TASK PROMPT: Nothing should be left out: output all of the entries exactly.

RECORDS:

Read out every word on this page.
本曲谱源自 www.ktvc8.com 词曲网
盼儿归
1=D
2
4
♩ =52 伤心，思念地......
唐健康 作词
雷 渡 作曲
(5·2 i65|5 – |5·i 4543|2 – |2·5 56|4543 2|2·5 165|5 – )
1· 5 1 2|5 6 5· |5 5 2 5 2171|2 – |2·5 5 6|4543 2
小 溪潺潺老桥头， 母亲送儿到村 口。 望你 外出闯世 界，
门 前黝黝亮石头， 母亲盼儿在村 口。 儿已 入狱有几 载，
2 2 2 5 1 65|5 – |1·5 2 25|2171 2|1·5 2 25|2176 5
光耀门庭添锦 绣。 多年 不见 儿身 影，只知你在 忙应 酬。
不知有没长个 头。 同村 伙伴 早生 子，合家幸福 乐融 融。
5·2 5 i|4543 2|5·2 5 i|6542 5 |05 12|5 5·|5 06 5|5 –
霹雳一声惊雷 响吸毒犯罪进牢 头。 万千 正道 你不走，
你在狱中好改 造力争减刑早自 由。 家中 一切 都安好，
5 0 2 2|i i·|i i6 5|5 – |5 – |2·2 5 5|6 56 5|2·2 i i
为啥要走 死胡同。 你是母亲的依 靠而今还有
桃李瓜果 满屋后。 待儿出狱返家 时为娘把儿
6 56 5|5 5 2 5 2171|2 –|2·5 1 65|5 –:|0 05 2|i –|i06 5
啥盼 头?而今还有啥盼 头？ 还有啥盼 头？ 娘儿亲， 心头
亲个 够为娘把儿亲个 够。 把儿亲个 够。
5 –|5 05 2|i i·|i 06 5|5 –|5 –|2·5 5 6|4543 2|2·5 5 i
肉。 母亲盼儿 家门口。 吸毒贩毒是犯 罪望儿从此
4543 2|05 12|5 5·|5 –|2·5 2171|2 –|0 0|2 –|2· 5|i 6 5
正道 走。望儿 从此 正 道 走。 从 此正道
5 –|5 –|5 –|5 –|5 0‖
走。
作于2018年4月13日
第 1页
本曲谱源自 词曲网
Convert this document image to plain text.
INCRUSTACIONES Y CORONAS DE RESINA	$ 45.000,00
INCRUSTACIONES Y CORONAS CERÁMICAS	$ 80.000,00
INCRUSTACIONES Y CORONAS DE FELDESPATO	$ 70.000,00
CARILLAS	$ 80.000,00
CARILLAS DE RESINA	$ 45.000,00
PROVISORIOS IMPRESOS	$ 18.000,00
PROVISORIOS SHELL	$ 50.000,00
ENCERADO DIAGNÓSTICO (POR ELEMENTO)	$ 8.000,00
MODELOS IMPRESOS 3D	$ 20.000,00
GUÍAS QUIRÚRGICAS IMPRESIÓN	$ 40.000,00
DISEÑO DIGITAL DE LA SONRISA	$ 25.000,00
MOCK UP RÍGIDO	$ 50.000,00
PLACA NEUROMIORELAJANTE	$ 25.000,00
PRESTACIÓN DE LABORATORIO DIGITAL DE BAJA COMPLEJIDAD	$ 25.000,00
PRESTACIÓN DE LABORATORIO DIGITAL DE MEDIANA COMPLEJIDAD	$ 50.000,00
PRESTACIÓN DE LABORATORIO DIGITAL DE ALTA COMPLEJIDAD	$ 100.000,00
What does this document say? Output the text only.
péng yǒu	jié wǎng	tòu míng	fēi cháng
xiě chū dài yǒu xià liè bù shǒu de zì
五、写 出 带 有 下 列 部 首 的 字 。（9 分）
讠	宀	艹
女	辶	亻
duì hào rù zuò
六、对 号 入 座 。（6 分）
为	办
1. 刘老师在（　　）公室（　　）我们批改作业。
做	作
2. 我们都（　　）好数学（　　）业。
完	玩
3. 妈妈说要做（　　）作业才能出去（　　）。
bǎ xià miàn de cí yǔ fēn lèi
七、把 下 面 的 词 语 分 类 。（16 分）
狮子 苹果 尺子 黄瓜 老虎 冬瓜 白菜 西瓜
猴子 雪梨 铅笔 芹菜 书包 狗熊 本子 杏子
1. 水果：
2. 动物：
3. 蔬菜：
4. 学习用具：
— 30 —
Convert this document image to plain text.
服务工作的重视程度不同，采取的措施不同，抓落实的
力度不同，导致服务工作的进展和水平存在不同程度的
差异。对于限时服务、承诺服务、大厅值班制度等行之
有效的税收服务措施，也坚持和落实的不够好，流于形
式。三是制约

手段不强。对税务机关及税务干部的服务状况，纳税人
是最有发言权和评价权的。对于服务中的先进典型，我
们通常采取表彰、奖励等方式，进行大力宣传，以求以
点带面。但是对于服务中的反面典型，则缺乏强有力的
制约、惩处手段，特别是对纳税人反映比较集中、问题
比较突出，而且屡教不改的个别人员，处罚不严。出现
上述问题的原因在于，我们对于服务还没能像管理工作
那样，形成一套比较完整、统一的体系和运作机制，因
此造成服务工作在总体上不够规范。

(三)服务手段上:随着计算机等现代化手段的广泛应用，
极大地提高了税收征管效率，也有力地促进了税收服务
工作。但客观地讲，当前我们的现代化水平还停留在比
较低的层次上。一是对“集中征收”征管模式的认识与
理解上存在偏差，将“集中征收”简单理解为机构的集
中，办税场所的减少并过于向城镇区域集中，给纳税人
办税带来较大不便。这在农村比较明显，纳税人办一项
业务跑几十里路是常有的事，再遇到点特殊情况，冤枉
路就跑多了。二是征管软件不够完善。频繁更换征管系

FULL RESPONSE:
Read out every word on this page.
本曲谱源自 www.ktvc8.com 词曲网
盼儿归
1=D
2
4
♩ =52 伤心，思念地......
唐健康 作词
雷 渡 作曲
(5·2 i65|5 – |5·i 4543|2 – |2·5 56|4543 2|2·5 165|5 – )
1· 5 1 2|5 6 5· |5 5 2 5 2171|2 – |2·5 5 6|4543 2
小 溪潺潺老桥头， 母亲送儿到村 口。 望你 外出闯世 界，
门 前黝黝亮石头， 母亲盼儿在村 口。 儿已 入狱有几 载，
2 2 2 5 1 65|5 – |1·5 2 25|2171 2|1·5 2 25|2176 5
光耀门庭添锦 绣。 多年 不见 儿身 影，只知你在 忙应 酬。
不知有没长个 头。 同村 伙伴 早生 子，合家幸福 乐融 融。
5·2 5 i|4543 2|5·2 5 i|6542 5 |05 12|5 5·|5 06 5|5 –
霹雳一声惊雷 响吸毒犯罪进牢 头。 万千 正道 你不走，
你在狱中好改 造力争减刑早自 由。 家中 一切 都安好，
5 0 2 2|i i·|i i6 5|5 – |5 – |2·2 5 5|6 56 5|2·2 i i
为啥要走 死胡同。 你是母亲的依 靠而今还有
桃李瓜果 满屋后。 待儿出狱返家 时为娘把儿
6 56 5|5 5 2 5 2171|2 –|2·5 1 65|5 –:|0 05 2|i –|i06 5
啥盼 头?而今还有啥盼 头？ 还有啥盼 头？ 娘儿亲， 心头
亲个 够为娘把儿亲个 够。 把儿亲个 够。
5 –|5 05 2|i i·|i 06 5|5 –|5 –|2·5 5 6|4543 2|2·5 5 i
肉。 母亲盼儿 家门口。 吸毒贩毒是犯 罪望儿从此
4543 2|05 12|5 5·|5 –|2·5 2171|2 –|0 0|2 –|2· 5|i 6 5
正道 走。望儿 从此 正 道 走。 从 此正道
5 –|5 –|5 –|5 –|5 0‖
走。
作于2018年4月13日
第 1页
本曲谱源自 词曲网
Convert this document image to plain text.
INCRUSTACIONES Y CORONAS DE RESINA	$ 45.000,00
INCRUSTACIONES Y CORONAS CERÁMICAS	$ 80.000,00
INCRUSTACIONES Y CORONAS DE FELDESPATO	$ 70.000,00
CARILLAS	$ 80.000,00
CARILLAS DE RESINA	$ 45.000,00
PROVISORIOS IMPRESOS	$ 18.000,00
PROVISORIOS SHELL	$ 50.000,00
ENCERADO DIAGNÓSTICO (POR ELEMENTO)	$ 8.000,00
MODELOS IMPRESOS 3D	$ 20.000,00
GUÍAS QUIRÚRGICAS IMPRESIÓN	$ 40.000,00
DISEÑO DIGITAL DE LA SONRISA	$ 25.000,00
MOCK UP RÍGIDO	$ 50.000,00
PLACA NEUROMIORELAJANTE	$ 25.000,00
PRESTACIÓN DE LABORATORIO DIGITAL DE BAJA COMPLEJIDAD	$ 25.000,00
PRESTACIÓN DE LABORATORIO DIGITAL DE MEDIANA COMPLEJIDAD	$ 50.000,00
PRESTACIÓN DE LABORATORIO DIGITAL DE ALTA COMPLEJIDAD	$ 100.000,00
What does this document say? Output the text only.
péng yǒu	jié wǎng	tòu míng	fēi cháng
xiě chū dài yǒu xià liè bù shǒu de zì
五、写 出 带 有 下 列 部 首 的 字 。（9 分）
讠	宀	艹
女	辶	亻
duì hào rù zuò
六、对 号 入 座 。（6 分）
为	办
1. 刘老师在（　　）公室（　　）我们批改作业。
做	作
2. 我们都（　　）好数学（　　）业。
完	玩
3. 妈妈说要做（　　）作业才能出去（　　）。
bǎ xià miàn de cí yǔ fēn lèi
七、把 下 面 的 词 语 分 类 。（16 分）
狮子 苹果 尺子 黄瓜 老虎 冬瓜 白菜 西瓜
猴子 雪梨 铅笔 芹菜 书包 狗熊 本子 杏子
1. 水果：
2. 动物：
3. 蔬菜：
4. 学习用具：
— 30 —
Convert this document image to plain text.
服务工作的重视程度不同，采取的措施不同，抓落实的
力度不同，导致服务工作的进展和水平存在不同程度的
差异。对于限时服务、承诺服务、大厅值班制度等行之
有效的税收服务措施，也坚持和落实的不够好，流于形
式。三是制约

手段不强。对税务机关及税务干部的服务状况，纳税人
是最有发言权和评价权的。对于服务中的先进典型，我
们通常采取表彰、奖励等方式，进行大力宣传，以求以
点带面。但是对于服务中的反面典型，则缺乏强有力的
制约、惩处手段，特别是对纳税人反映比较集中、问题
比较突出，而且屡教不改的个别人员，处罚不严。出现
上述问题的原因在于，我们对于服务还没能像管理工作
那样，形成一套比较完整、统一的体系和运作机制，因
此造成服务工作在总体上不够规范。

(三)服务手段上:随着计算机等现代化手段的广泛应用，
极大地提高了税收征管效率，也有力地促进了税收服务
工作。但客观地讲，当前我们的现代化水平还停留在比
较低的层次上。一是对“集中征收”征管模式的认识与
理解上存在偏差，将“集中征收”简单理解为机构的集
中，办税场所的减少并过于向城镇区域集中，给纳税人
办税带来较大不便。这在农村比较明显，纳税人办一项
业务跑几十里路是常有的事，再遇到点特殊情况，冤枉
路就跑多了。二是征管软件不够完善。频繁更换征管系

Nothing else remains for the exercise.